→ **WHAT YOU SHOULD DO**:
Filter the rows below: copy out each row that contains the string "tweet", unchanged, and leave out all the others.

════════════════════

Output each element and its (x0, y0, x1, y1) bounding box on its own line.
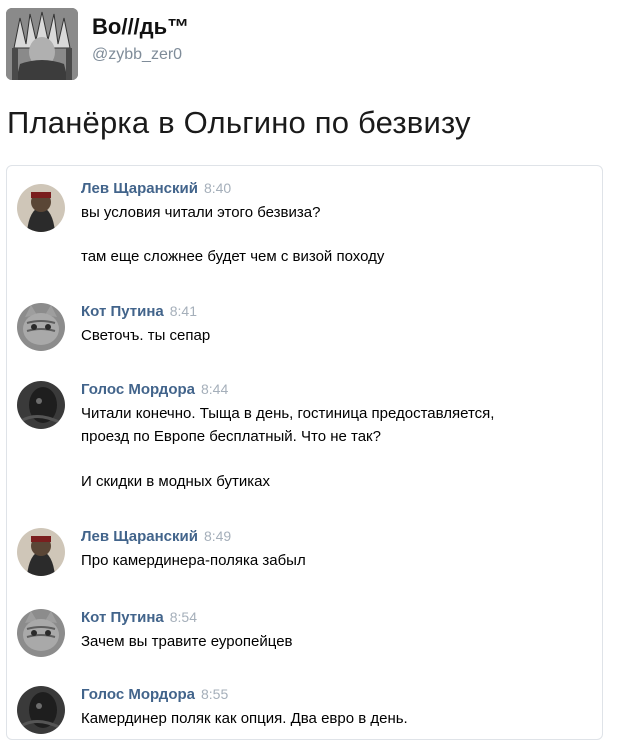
timestamp: 8:41 (169, 303, 197, 319)
message-meta: Лев Щаранский 8:49 (81, 528, 231, 546)
username[interactable]: Лев Щаранский (81, 528, 198, 545)
avatar[interactable] (17, 609, 65, 657)
message-text: там еще сложнее будет чем с визой походу (81, 248, 385, 265)
timestamp: 8:44 (201, 381, 229, 397)
message-meta: Лев Щаранский 8:40 (81, 180, 231, 198)
username[interactable]: Кот Путина (81, 303, 164, 320)
username[interactable]: Голос Мордора (81, 686, 195, 703)
message-text: Про камердинера-поляка забыл (81, 552, 306, 569)
avatar[interactable] (17, 381, 65, 429)
username[interactable]: Лев Щаранский (81, 180, 198, 197)
user-avatar-image (17, 184, 65, 232)
message-meta: Кот Путина 8:41 (81, 303, 197, 321)
message-text: И скидки в модных бутиках (81, 473, 270, 490)
user-avatar-image (17, 686, 65, 734)
username[interactable]: Кот Путина (81, 609, 164, 626)
timestamp: 8:54 (169, 609, 197, 625)
timestamp: 8:40 (203, 180, 232, 196)
message-text: проезд по Европе бесплатный. Что не так? (81, 428, 381, 445)
author-avatar-image (6, 8, 78, 80)
message-meta: Голос Мордора 8:44 (81, 381, 228, 399)
cat-avatar-image (17, 303, 65, 351)
message-text: Камердинер поляк как опция. Два евро в д… (81, 710, 408, 727)
message-text: Читали конечно. Тыща в день, гостиница п… (81, 405, 495, 422)
message-meta: Голос Мордора 8:55 (81, 686, 228, 704)
timestamp: 8:55 (201, 686, 229, 702)
chat-screenshot: Лев Щаранский 8:40 вы условия читали этог… (6, 165, 603, 740)
message-meta: Кот Путина 8:54 (81, 609, 197, 627)
user-avatar-image (17, 528, 65, 576)
avatar[interactable] (17, 303, 65, 351)
timestamp: 8:49 (203, 528, 232, 544)
message-text: Зачем вы травите еуропейцев (81, 633, 293, 650)
avatar[interactable] (17, 184, 65, 232)
message-text: вы условия читали этого безвиза? (81, 204, 321, 221)
avatar[interactable] (17, 686, 65, 734)
user-avatar-image (17, 381, 65, 429)
author-handle[interactable]: @zybb_zer0 (92, 46, 182, 64)
cat-avatar-image (17, 609, 65, 657)
avatar[interactable] (17, 528, 65, 576)
username[interactable]: Голос Мордора (81, 381, 195, 398)
tweet-header: Во///дь™ @zybb_zer0 (0, 0, 620, 90)
message-text: Светочъ. ты сепар (81, 327, 211, 344)
author-avatar[interactable] (6, 8, 78, 80)
author-name[interactable]: Во///дь™ (92, 14, 189, 40)
tweet-text: Планёрка в Ольгино по безвизу (7, 105, 471, 140)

════════════════════

→ **SOLUTION FOR THIS PROBLEM**:
tweet-header: Во///дь™ @zybb_zer0 (0, 0, 620, 90)
tweet-text: Планёрка в Ольгино по безвизу (7, 105, 471, 140)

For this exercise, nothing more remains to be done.